REQUIREMENT: Pick out and copy each line of the material that contains the string "icon". Case counts.

RECORD EXCERPTS:
---*---
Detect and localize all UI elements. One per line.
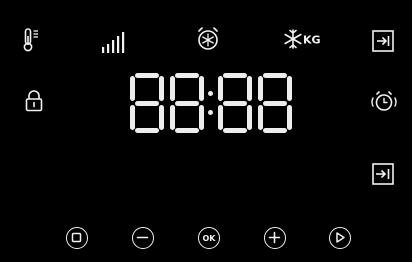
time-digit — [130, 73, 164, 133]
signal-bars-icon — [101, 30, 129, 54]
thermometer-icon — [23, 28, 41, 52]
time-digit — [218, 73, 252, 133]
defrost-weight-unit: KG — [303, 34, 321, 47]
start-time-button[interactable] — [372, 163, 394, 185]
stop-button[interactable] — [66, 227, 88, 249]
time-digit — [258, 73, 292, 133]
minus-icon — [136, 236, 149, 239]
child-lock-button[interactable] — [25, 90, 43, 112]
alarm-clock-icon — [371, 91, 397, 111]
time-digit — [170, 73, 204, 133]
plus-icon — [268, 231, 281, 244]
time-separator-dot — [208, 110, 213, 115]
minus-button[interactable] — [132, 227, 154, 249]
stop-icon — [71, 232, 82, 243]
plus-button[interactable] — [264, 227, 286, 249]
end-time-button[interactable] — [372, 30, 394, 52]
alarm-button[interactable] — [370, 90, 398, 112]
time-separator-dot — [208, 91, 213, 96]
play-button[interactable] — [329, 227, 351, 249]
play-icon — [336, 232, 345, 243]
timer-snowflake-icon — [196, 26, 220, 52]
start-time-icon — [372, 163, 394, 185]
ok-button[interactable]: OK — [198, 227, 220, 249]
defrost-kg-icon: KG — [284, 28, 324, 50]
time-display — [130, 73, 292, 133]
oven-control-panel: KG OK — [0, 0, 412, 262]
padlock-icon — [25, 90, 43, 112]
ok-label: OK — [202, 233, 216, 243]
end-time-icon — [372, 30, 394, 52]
---*---
TASK SOLUTION:
signal-bars-icon — [101, 30, 129, 54]
thermometer-icon — [23, 28, 41, 52]
minus-icon — [136, 236, 149, 239]
alarm-clock-icon — [371, 91, 397, 111]
plus-icon — [268, 231, 281, 244]
stop-icon — [71, 232, 82, 243]
play-icon — [336, 232, 345, 243]
timer-snowflake-icon — [196, 26, 220, 52]
start-time-icon — [372, 163, 394, 185]
defrost-kg-icon: KG — [284, 28, 324, 50]
padlock-icon — [25, 90, 43, 112]
end-time-icon — [372, 30, 394, 52]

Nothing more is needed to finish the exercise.